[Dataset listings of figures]
——
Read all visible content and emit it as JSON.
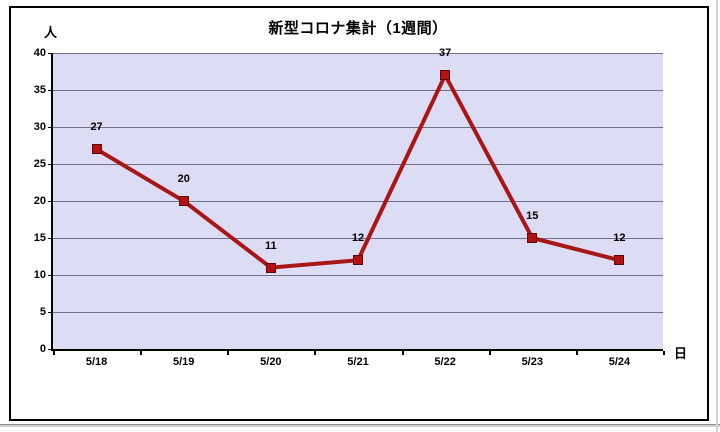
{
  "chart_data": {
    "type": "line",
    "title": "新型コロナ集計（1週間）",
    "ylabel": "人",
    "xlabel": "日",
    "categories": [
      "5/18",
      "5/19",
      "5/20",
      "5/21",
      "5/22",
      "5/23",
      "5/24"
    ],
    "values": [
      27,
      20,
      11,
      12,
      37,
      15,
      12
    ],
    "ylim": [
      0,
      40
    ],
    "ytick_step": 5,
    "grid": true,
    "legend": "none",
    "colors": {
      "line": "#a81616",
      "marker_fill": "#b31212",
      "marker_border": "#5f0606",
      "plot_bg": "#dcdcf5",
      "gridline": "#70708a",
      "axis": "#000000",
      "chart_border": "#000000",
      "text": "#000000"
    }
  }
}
——
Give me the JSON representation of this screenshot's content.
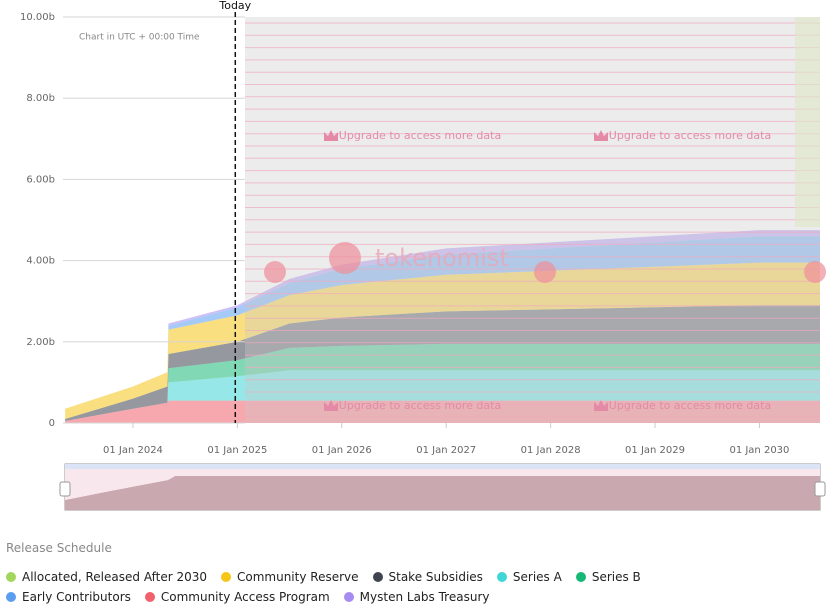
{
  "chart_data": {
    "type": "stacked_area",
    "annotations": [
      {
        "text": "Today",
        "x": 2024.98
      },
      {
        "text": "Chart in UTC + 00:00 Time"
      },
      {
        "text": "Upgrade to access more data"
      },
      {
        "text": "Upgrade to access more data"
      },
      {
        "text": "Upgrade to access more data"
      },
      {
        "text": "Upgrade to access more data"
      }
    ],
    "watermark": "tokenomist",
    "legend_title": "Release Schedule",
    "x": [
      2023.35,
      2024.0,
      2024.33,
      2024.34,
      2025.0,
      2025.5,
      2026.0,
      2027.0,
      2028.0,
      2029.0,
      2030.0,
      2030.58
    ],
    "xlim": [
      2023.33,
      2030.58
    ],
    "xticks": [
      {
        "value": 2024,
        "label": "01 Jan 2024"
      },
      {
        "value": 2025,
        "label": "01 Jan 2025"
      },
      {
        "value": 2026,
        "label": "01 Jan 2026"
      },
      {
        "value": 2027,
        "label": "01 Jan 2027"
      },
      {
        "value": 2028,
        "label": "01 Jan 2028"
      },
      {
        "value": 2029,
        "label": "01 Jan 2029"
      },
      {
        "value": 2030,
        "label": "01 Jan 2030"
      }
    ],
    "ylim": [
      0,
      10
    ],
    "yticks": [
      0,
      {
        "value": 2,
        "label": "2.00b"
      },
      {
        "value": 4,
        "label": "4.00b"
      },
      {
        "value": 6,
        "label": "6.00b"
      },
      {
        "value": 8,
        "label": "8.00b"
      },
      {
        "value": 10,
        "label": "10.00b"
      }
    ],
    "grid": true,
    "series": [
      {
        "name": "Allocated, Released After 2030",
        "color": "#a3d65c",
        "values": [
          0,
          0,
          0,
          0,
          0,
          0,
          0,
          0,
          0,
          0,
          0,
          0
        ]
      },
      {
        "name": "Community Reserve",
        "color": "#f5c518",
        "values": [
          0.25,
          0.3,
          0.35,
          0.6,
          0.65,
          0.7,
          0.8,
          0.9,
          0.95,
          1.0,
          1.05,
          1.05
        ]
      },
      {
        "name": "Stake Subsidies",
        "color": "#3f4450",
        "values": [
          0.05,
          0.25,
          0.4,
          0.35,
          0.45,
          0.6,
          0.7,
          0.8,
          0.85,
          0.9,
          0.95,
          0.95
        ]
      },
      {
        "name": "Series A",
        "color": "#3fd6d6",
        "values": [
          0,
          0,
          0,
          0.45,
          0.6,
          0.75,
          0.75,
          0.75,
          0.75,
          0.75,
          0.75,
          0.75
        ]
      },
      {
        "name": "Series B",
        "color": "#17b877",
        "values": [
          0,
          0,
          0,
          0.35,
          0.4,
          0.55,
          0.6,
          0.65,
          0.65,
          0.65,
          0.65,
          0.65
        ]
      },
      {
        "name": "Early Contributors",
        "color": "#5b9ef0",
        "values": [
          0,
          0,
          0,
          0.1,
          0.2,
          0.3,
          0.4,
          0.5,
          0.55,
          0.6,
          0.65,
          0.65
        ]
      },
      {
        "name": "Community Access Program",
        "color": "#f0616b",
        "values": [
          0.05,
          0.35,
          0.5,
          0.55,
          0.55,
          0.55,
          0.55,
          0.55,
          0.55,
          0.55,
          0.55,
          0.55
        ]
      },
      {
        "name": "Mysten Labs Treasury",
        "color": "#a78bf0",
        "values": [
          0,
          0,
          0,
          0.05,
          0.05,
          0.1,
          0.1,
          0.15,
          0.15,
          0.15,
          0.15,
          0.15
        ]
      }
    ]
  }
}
——
* **EXERCISE DETAILS**: Gather each line in these records that contains the string "Community".

* **RESULT FOR THIS TASK**:
        "name": "Community Reserve",
        "name": "Community Access Program",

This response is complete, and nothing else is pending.